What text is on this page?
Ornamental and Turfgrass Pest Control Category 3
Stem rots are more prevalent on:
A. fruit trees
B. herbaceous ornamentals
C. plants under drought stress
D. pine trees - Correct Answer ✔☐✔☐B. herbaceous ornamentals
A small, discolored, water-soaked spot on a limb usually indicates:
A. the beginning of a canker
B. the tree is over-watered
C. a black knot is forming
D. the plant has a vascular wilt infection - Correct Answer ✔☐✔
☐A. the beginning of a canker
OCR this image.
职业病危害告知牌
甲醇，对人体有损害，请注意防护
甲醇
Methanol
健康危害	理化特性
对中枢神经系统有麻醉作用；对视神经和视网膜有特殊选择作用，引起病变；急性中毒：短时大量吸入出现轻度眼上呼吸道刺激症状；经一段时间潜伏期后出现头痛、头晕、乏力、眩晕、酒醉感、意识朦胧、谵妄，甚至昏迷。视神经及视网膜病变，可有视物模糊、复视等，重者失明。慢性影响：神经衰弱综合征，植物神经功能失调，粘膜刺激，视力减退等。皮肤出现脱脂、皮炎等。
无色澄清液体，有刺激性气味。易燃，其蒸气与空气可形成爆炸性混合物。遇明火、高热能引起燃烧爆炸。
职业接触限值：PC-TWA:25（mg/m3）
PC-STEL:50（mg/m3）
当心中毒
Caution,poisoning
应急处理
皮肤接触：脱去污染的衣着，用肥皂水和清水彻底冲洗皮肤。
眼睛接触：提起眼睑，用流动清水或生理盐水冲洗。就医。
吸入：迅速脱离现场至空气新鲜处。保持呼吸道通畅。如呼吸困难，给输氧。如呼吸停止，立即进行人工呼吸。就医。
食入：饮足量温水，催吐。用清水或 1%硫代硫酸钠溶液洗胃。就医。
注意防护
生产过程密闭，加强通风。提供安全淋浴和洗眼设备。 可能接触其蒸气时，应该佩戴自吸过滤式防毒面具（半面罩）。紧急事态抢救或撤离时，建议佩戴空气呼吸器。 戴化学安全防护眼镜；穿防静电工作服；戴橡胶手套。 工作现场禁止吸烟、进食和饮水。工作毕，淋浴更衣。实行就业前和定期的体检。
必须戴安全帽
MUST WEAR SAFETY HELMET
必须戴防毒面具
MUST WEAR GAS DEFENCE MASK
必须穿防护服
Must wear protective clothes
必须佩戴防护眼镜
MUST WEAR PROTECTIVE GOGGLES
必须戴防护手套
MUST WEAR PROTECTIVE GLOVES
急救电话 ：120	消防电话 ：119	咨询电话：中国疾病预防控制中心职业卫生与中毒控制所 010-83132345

Prompt: Copy every line of the material, please, keeping it exactly the same.

Complete answer:
What text is on this page?
Ornamental and Turfgrass Pest Control Category 3
Stem rots are more prevalent on:
A. fruit trees
B. herbaceous ornamentals
C. plants under drought stress
D. pine trees - Correct Answer ✔☐✔☐B. herbaceous ornamentals
A small, discolored, water-soaked spot on a limb usually indicates:
A. the beginning of a canker
B. the tree is over-watered
C. a black knot is forming
D. the plant has a vascular wilt infection - Correct Answer ✔☐✔
☐A. the beginning of a canker
OCR this image.
职业病危害告知牌
甲醇，对人体有损害，请注意防护
甲醇
Methanol
健康危害	理化特性
对中枢神经系统有麻醉作用；对视神经和视网膜有特殊选择作用，引起病变；急性中毒：短时大量吸入出现轻度眼上呼吸道刺激症状；经一段时间潜伏期后出现头痛、头晕、乏力、眩晕、酒醉感、意识朦胧、谵妄，甚至昏迷。视神经及视网膜病变，可有视物模糊、复视等，重者失明。慢性影响：神经衰弱综合征，植物神经功能失调，粘膜刺激，视力减退等。皮肤出现脱脂、皮炎等。
无色澄清液体，有刺激性气味。易燃，其蒸气与空气可形成爆炸性混合物。遇明火、高热能引起燃烧爆炸。
职业接触限值：PC-TWA:25（mg/m3）
PC-STEL:50（mg/m3）
当心中毒
Caution,poisoning
应急处理
皮肤接触：脱去污染的衣着，用肥皂水和清水彻底冲洗皮肤。
眼睛接触：提起眼睑，用流动清水或生理盐水冲洗。就医。
吸入：迅速脱离现场至空气新鲜处。保持呼吸道通畅。如呼吸困难，给输氧。如呼吸停止，立即进行人工呼吸。就医。
食入：饮足量温水，催吐。用清水或 1%硫代硫酸钠溶液洗胃。就医。
注意防护
生产过程密闭，加强通风。提供安全淋浴和洗眼设备。 可能接触其蒸气时，应该佩戴自吸过滤式防毒面具（半面罩）。紧急事态抢救或撤离时，建议佩戴空气呼吸器。 戴化学安全防护眼镜；穿防静电工作服；戴橡胶手套。 工作现场禁止吸烟、进食和饮水。工作毕，淋浴更衣。实行就业前和定期的体检。
必须戴安全帽
MUST WEAR SAFETY HELMET
必须戴防毒面具
MUST WEAR GAS DEFENCE MASK
必须穿防护服
Must wear protective clothes
必须佩戴防护眼镜
MUST WEAR PROTECTIVE GOGGLES
必须戴防护手套
MUST WEAR PROTECTIVE GLOVES
急救电话 ：120	消防电话 ：119	咨询电话：中国疾病预防控制中心职业卫生与中毒控制所 010-83132345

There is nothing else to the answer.